Stored dataset items:
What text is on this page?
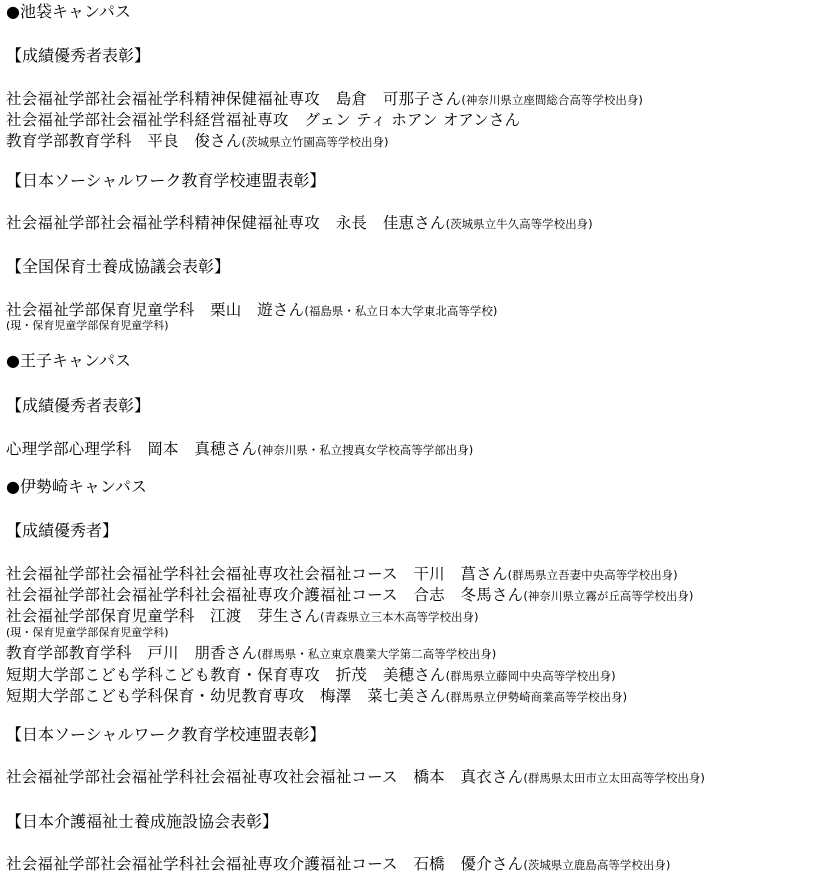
●池袋キャンパス
【成績優秀者表彰】
社会福祉学部社会福祉学科精神保健福祉専攻　 島倉　可那子さん(神奈川県立座間総合高等学校出身)
社会福祉学部社会福祉学科経営福祉専攻　 グェン ティ ホアン オアンさん
教育学部教育学科　 平良　俊さん(茨城県立竹園高等学校出身)
【日本ソーシャルワーク教育学校連盟表彰】
社会福祉学部社会福祉学科精神保健福祉専攻　 永長　佳恵さん(茨城県立牛久高等学校出身)
【全国保育士養成協議会表彰】
社会福祉学部保育児童学科　 栗山　遊さん(福島県・私立日本大学東北高等学校)
(現・保育児童学部保育児童学科)
●王子キャンパス
【成績優秀者表彰】
心理学部心理学科　 岡本　真穂さん(神奈川県・私立捜真女学校高等学部出身)
●伊勢崎キャンパス
【成績優秀者】
社会福祉学部社会福祉学科社会福祉専攻社会福祉コース　 干川　菖さん(群馬県立吾妻中央高等学校出身)
社会福祉学部社会福祉学科社会福祉専攻介護福祉コース　 合志　冬馬さん(神奈川県立霧が丘高等学校出身)
社会福祉学部保育児童学科　 江渡　芽生さん(青森県立三本木高等学校出身)
(現・保育児童学部保育児童学科)
教育学部教育学科　 戸川　朋香さん(群馬県・私立東京農業大学第二高等学校出身)
短期大学部こども学科こども教育・保育専攻　 折茂　美穂さん(群馬県立藤岡中央高等学校出身)
短期大学部こども学科保育・幼児教育専攻　 梅澤　菜七美さん(群馬県立伊勢崎商業高等学校出身)
【日本ソーシャルワーク教育学校連盟表彰】
社会福祉学部社会福祉学科社会福祉専攻社会福祉コース　 橋本　真衣さん(群馬県太田市立太田高等学校出身)
【日本介護福祉士養成施設協会表彰】
社会福祉学部社会福祉学科社会福祉専攻介護福祉コース　 石橋　優介さん(茨城県立鹿島高等学校出身)
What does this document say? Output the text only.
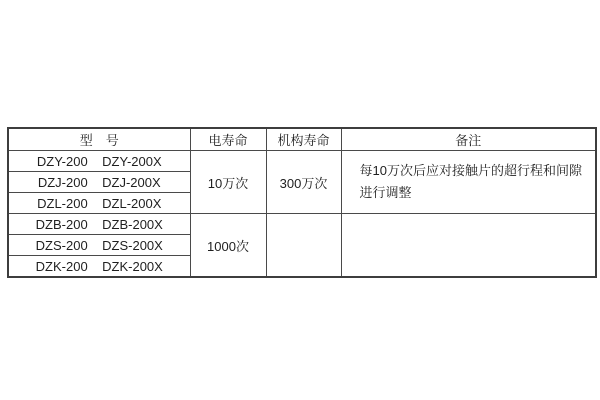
型　号	电寿命	机构寿命	备注
DZY-200    DZY-200X	10万次	300万次	每10万次后应对接触片的超行程和间隙
进行调整

DZJ-200    DZJ-200X			
DZL-200    DZL-200X			
DZB-200    DZB-200X	1000次		

DZS-200    DZS-200X			
DZK-200    DZK-200X			
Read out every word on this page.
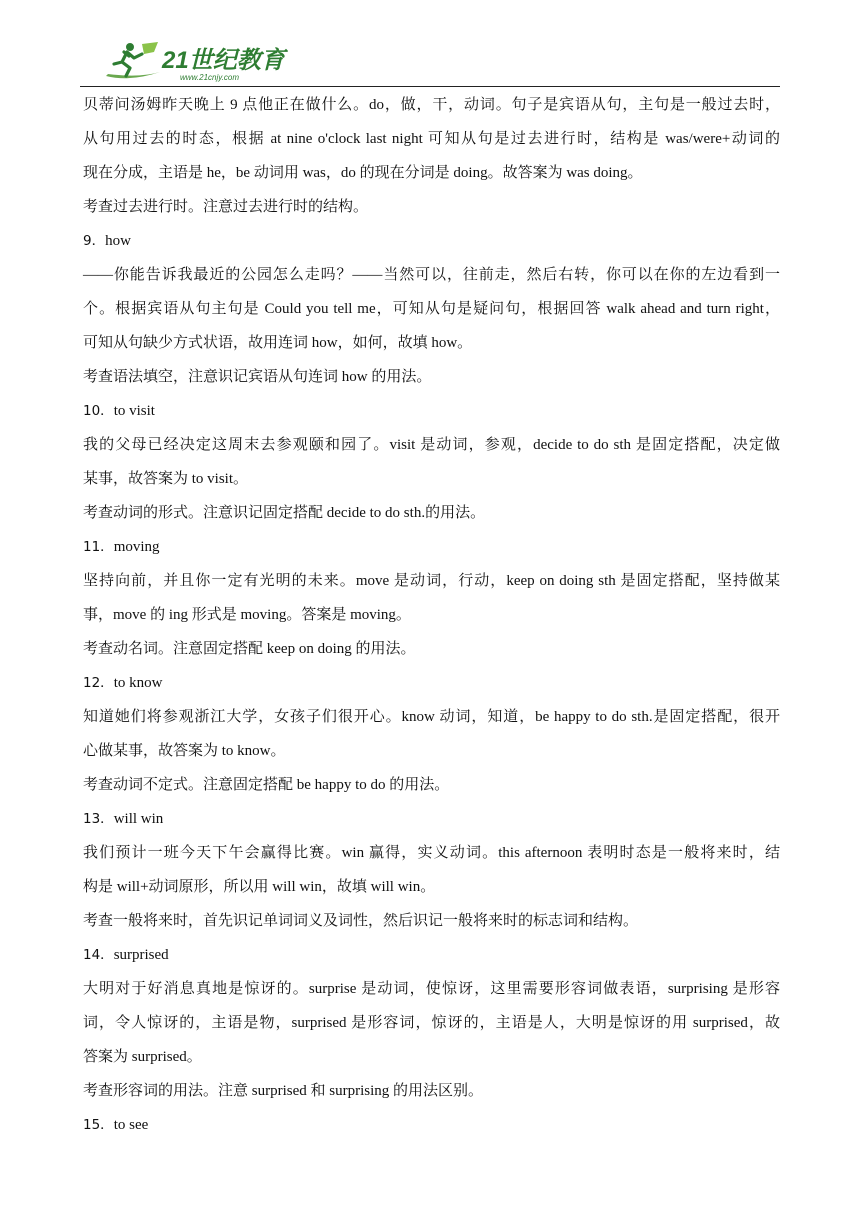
21世纪教育
www.21cnjy.com

贝蒂问汤姆昨天晚上 9 点他正在做什么。do，做，干，动词。句子是宾语从句，主句是一般过去时，

从句用过去的时态，根据 at nine o'clock last night 可知从句是过去进行时，结构是 was/were+动词的

现在分成，主语是 he，be 动词用 was，do 的现在分词是 doing。故答案为 was doing。

考查过去进行时。注意过去进行时的结构。

9．how

——你能告诉我最近的公园怎么走吗？——当然可以，往前走，然后右转，你可以在你的左边看到一

个。根据宾语从句主句是 Could you tell me，可知从句是疑问句，根据回答 walk ahead and turn right，

可知从句缺少方式状语，故用连词 how，如何，故填 how。

考查语法填空，注意识记宾语从句连词 how 的用法。

10．to visit

我的父母已经决定这周末去参观颐和园了。visit 是动词，参观，decide to do sth 是固定搭配，决定做

某事，故答案为 to visit。

考查动词的形式。注意识记固定搭配 decide to do sth.的用法。

11．moving

坚持向前，并且你一定有光明的未来。move 是动词，行动，keep on doing sth 是固定搭配，坚持做某

事，move 的 ing 形式是 moving。答案是 moving。

考查动名词。注意固定搭配 keep on doing 的用法。

12．to know

知道她们将参观浙江大学，女孩子们很开心。know 动词，知道，be happy to do sth.是固定搭配，很开

心做某事，故答案为 to know。

考查动词不定式。注意固定搭配 be happy to do 的用法。

13．will win

我们预计一班今天下午会赢得比赛。win 赢得，实义动词。this afternoon 表明时态是一般将来时，结

构是 will+动词原形，所以用 will win，故填 will win。

考查一般将来时，首先识记单词词义及词性，然后识记一般将来时的标志词和结构。

14．surprised

大明对于好消息真地是惊讶的。surprise 是动词，使惊讶，这里需要形容词做表语，surprising 是形容

词，令人惊讶的，主语是物，surprised 是形容词，惊讶的，主语是人，大明是惊讶的用 surprised，故

答案为 surprised。

考查形容词的用法。注意 surprised 和 surprising 的用法区别。

15．to see
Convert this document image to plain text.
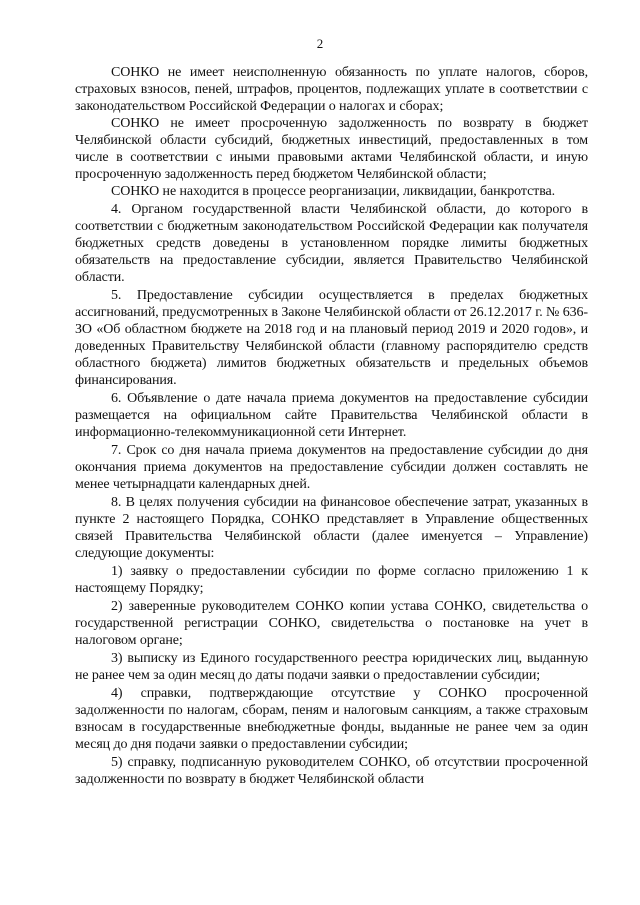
2

СОНКО не имеет неисполненную обязанность по уплате налогов, сборов, страховых взносов, пеней, штрафов, процентов, подлежащих уплате в соответствии с законодательством Российской Федерации о налогах и сборах;

СОНКО не имеет просроченную задолженность по возврату в бюджет Челябинской области субсидий, бюджетных инвестиций, предоставленных в том числе в соответствии с иными правовыми актами Челябинской области, и иную просроченную задолженность перед бюджетом Челябинской области;

СОНКО не находится в процессе реорганизации, ликвидации, банкротства.

4. Органом государственной власти Челябинской области, до которого в соответствии с бюджетным законодательством Российской Федерации как получателя бюджетных средств доведены в установленном порядке лимиты бюджетных обязательств на предоставление субсидии, является Правительство Челябинской области.

5. Предоставление субсидии осуществляется в пределах бюджетных ассигнований, предусмотренных в Законе Челябинской области от 26.12.2017 г. № 636-ЗО «Об областном бюджете на 2018 год и на плановый период 2019 и 2020 годов», и доведенных Правительству Челябинской области (главному распорядителю средств областного бюджета) лимитов бюджетных обязательств и предельных объемов финансирования.

6. Объявление о дате начала приема документов на предоставление субсидии размещается на официальном сайте Правительства Челябинской области в информационно-телекоммуникационной сети Интернет.

7. Срок со дня начала приема документов на предоставление субсидии до дня окончания приема документов на предоставление субсидии должен составлять не менее четырнадцати календарных дней.

8. В целях получения субсидии на финансовое обеспечение затрат, указанных в пункте 2 настоящего Порядка, СОНКО представляет в Управление общественных связей Правительства Челябинской области (далее именуется – Управление) следующие документы:

1) заявку о предоставлении субсидии по форме согласно приложению 1 к настоящему Порядку;

2) заверенные руководителем СОНКО копии устава СОНКО, свидетельства о государственной регистрации СОНКО, свидетельства о постановке на учет в налоговом органе;

3) выписку из Единого государственного реестра юридических лиц, выданную не ранее чем за один месяц до даты подачи заявки о предоставлении субсидии;

4) справки, подтверждающие отсутствие у СОНКО просроченной задолженности по налогам, сборам, пеням и налоговым санкциям, а также страховым взносам в государственные внебюджетные фонды, выданные не ранее чем за один месяц до дня подачи заявки о предоставлении субсидии;

5) справку, подписанную руководителем СОНКО, об отсутствии просроченной задолженности по возврату в бюджет Челябинской области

DESCRIPTION OF THE TASK: Sift the material for lines with the string "text". Copy each one found.

RESULT OF THIS TASK:
What text is on this page?
What does this document say? Output the text only.
Convert this document image to plain text.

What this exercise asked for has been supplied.